[Directions for this task]: Output exactly the lines that run from the line with "Decode this chart: output" to the end of the material, both ends included, and no other lines.

(Figure record listings)
☆ ☆ ☆ ☆

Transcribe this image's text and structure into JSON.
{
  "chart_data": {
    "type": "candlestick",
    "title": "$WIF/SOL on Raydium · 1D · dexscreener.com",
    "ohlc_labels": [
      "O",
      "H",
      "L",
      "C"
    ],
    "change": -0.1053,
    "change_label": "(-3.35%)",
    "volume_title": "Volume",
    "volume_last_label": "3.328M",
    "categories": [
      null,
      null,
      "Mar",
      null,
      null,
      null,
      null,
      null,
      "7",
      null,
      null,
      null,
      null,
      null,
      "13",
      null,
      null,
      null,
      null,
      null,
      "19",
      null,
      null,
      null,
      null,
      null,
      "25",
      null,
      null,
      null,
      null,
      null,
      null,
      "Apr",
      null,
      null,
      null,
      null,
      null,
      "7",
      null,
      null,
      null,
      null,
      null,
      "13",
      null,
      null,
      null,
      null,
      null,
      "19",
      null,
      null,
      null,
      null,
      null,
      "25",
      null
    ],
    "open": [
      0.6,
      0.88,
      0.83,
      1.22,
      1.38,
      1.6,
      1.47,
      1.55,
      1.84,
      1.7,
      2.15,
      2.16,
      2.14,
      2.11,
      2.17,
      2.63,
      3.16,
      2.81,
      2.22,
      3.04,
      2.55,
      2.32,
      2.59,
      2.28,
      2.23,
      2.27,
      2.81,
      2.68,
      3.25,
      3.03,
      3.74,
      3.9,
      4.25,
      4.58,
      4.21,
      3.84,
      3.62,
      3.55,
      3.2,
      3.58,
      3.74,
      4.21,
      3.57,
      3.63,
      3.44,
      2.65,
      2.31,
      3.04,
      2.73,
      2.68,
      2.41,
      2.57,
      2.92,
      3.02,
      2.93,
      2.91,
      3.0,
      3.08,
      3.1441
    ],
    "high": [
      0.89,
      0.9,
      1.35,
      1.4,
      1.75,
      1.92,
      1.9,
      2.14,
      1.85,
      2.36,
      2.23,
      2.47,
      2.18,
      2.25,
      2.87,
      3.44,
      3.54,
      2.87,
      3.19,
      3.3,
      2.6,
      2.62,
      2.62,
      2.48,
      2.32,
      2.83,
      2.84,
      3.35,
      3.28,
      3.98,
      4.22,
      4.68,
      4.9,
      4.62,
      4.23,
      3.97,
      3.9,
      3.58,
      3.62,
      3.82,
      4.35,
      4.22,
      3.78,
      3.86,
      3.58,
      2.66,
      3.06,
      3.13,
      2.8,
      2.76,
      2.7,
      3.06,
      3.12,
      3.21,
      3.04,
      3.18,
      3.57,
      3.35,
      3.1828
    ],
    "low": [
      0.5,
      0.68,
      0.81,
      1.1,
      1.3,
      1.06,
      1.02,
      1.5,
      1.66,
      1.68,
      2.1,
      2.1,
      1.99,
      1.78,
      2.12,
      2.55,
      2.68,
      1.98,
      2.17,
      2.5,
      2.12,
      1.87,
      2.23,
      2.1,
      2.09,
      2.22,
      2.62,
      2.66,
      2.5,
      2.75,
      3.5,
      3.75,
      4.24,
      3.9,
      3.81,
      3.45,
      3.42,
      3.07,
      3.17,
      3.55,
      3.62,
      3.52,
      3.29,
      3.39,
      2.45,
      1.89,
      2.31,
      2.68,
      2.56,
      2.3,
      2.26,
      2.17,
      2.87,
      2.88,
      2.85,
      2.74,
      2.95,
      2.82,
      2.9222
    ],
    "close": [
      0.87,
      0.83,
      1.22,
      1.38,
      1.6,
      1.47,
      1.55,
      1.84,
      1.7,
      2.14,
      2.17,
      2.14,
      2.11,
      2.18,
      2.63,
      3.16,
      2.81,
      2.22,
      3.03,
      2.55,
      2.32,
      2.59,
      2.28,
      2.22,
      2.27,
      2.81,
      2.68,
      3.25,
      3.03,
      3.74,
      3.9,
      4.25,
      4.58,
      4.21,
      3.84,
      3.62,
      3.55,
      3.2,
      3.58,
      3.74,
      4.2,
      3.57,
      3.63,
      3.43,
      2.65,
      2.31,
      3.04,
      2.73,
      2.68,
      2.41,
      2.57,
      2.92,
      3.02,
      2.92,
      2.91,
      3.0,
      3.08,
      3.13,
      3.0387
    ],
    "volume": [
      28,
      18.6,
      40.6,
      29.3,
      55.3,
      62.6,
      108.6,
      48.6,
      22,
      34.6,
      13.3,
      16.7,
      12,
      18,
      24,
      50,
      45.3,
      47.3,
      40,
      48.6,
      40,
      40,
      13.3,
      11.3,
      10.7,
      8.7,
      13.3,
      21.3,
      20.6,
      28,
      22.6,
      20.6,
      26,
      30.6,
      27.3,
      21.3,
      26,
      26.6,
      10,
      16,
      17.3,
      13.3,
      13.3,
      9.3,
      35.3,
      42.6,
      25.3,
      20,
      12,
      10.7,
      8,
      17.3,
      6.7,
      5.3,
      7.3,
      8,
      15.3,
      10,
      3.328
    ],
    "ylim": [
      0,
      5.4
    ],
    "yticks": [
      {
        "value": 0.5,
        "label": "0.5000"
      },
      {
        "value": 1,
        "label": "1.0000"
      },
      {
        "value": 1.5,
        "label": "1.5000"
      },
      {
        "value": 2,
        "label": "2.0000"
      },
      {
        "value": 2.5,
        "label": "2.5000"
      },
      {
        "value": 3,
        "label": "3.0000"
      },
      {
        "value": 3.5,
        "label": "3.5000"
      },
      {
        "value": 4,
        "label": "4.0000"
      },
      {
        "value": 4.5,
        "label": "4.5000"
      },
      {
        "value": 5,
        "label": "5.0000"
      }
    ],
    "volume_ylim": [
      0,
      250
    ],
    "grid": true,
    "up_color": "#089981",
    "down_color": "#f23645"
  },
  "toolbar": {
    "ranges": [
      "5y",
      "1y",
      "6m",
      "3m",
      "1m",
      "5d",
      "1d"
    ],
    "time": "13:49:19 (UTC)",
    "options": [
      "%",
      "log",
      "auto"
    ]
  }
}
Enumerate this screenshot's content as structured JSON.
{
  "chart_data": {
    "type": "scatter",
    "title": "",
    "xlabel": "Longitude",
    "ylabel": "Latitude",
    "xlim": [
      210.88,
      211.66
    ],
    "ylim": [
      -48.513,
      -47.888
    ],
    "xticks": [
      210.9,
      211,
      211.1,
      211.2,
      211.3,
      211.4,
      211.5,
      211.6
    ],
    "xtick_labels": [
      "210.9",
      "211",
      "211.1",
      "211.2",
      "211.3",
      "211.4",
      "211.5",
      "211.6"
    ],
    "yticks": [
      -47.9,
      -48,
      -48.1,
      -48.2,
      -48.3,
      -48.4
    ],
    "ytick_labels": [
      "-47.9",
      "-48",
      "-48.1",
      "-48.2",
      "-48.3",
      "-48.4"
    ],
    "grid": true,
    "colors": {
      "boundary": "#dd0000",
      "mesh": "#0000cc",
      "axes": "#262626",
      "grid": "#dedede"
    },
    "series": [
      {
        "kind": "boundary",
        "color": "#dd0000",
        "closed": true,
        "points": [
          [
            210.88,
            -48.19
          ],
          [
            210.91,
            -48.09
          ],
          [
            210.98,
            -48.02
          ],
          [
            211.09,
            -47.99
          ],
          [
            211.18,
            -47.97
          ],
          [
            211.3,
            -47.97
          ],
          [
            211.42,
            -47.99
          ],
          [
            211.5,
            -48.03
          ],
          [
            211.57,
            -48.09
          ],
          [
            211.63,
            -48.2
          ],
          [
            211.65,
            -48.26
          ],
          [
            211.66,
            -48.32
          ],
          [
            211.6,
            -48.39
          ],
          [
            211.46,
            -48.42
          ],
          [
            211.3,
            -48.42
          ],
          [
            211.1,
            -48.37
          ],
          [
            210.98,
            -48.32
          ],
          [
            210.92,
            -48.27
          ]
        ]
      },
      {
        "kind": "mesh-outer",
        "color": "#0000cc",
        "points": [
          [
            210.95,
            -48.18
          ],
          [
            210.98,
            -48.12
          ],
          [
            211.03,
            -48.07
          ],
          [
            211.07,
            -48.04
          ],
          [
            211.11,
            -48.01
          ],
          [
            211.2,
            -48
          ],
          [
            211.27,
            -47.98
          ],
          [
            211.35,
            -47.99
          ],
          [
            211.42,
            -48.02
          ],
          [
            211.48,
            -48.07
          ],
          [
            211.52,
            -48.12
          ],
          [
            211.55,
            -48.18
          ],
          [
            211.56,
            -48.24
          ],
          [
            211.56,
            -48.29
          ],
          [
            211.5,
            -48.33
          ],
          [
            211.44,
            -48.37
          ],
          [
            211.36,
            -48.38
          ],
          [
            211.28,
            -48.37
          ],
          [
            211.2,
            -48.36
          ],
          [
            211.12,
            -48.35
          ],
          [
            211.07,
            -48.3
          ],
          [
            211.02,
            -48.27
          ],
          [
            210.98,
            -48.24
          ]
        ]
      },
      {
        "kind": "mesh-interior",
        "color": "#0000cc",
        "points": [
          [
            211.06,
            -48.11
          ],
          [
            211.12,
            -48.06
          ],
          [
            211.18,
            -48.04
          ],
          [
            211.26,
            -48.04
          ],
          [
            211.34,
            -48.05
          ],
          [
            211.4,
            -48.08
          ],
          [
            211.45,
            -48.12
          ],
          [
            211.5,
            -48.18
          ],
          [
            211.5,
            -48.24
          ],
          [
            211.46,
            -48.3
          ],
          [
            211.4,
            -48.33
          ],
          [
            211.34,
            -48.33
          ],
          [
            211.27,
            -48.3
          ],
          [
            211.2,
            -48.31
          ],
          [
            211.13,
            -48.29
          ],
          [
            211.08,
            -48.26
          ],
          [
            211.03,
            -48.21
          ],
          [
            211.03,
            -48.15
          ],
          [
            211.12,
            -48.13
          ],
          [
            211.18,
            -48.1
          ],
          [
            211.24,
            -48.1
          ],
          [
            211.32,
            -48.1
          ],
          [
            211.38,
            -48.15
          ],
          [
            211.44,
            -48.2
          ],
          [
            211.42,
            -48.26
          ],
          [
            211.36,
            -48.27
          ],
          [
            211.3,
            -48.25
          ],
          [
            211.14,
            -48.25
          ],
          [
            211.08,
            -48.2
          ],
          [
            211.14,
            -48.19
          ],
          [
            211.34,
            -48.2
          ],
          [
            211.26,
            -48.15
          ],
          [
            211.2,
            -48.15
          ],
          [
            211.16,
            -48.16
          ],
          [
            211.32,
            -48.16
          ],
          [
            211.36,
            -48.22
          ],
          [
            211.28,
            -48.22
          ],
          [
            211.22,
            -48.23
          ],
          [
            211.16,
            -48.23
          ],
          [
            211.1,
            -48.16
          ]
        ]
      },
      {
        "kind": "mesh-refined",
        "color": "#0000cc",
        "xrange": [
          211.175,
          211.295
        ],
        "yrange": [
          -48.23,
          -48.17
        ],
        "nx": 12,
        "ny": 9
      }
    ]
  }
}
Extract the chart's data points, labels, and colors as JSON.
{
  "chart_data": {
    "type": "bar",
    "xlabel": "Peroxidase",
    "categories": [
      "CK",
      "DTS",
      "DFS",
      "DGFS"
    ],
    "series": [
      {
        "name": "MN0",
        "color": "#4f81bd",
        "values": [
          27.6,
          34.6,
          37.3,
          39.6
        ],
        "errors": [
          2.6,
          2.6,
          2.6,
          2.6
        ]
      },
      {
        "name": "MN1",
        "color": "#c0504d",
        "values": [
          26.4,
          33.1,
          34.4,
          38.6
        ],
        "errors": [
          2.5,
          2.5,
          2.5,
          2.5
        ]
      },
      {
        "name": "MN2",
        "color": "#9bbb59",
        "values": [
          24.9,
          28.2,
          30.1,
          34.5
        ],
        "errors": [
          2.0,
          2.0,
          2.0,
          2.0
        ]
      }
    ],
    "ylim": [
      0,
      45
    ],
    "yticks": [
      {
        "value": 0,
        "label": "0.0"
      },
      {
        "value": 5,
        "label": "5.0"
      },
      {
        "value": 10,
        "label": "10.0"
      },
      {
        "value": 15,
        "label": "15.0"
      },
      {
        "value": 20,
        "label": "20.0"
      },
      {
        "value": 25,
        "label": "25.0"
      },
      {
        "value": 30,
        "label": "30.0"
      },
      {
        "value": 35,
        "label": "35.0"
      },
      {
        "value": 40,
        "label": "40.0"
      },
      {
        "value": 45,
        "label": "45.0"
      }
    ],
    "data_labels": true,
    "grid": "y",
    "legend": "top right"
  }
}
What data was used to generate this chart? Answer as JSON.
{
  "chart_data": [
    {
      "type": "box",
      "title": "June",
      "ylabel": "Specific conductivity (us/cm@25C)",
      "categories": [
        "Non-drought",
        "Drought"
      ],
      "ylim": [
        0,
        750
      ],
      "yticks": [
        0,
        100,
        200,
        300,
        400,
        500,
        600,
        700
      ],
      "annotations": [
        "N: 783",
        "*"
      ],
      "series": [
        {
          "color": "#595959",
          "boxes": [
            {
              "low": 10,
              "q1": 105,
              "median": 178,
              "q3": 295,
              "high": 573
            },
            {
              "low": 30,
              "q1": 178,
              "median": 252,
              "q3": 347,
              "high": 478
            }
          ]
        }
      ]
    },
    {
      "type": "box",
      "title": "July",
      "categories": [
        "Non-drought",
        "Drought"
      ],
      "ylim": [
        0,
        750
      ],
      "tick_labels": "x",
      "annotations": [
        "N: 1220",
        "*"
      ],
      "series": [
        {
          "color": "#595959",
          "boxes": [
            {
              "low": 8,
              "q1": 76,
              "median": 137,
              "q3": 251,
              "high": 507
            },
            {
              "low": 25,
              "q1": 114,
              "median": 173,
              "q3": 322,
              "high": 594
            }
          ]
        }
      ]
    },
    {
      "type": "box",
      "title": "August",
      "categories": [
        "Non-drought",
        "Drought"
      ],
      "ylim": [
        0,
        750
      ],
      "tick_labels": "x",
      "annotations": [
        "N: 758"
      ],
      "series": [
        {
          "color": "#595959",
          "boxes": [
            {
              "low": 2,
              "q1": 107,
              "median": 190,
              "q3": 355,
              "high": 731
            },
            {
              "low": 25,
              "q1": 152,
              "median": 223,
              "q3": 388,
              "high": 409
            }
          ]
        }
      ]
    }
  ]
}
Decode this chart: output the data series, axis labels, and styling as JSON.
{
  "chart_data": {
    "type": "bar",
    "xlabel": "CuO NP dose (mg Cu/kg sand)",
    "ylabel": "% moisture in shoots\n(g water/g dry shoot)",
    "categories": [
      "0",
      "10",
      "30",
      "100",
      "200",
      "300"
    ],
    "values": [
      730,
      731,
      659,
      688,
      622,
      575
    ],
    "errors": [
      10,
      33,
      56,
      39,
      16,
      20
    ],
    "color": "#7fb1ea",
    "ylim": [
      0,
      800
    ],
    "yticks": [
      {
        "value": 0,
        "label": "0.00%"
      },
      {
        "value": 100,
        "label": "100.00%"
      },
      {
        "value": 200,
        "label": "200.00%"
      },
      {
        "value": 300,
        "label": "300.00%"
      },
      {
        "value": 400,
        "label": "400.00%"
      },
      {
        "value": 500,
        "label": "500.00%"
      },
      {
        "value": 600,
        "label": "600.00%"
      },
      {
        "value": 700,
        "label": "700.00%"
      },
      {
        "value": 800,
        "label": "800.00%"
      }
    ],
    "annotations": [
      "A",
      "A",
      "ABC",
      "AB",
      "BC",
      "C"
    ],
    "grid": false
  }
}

☆ ☆ ☆ ☆

[Task response]:
Decode this chart: output the data series, axis labels, and styling as JSON.
{
  "chart_data": {
    "type": "bar",
    "xlabel": "CuO NP dose (mg Cu/kg sand)",
    "ylabel": "% moisture in shoots\n(g water/g dry shoot)",
    "categories": [
      "0",
      "10",
      "30",
      "100",
      "200",
      "300"
    ],
    "values": [
      730,
      731,
      659,
      688,
      622,
      575
    ],
    "errors": [
      10,
      33,
      56,
      39,
      16,
      20
    ],
    "color": "#7fb1ea",
    "ylim": [
      0,
      800
    ],
    "yticks": [
      {
        "value": 0,
        "label": "0.00%"
      },
      {
        "value": 100,
        "label": "100.00%"
      },
      {
        "value": 200,
        "label": "200.00%"
      },
      {
        "value": 300,
        "label": "300.00%"
      },
      {
        "value": 400,
        "label": "400.00%"
      },
      {
        "value": 500,
        "label": "500.00%"
      },
      {
        "value": 600,
        "label": "600.00%"
      },
      {
        "value": 700,
        "label": "700.00%"
      },
      {
        "value": 800,
        "label": "800.00%"
      }
    ],
    "annotations": [
      "A",
      "A",
      "ABC",
      "AB",
      "BC",
      "C"
    ],
    "grid": false
  }
}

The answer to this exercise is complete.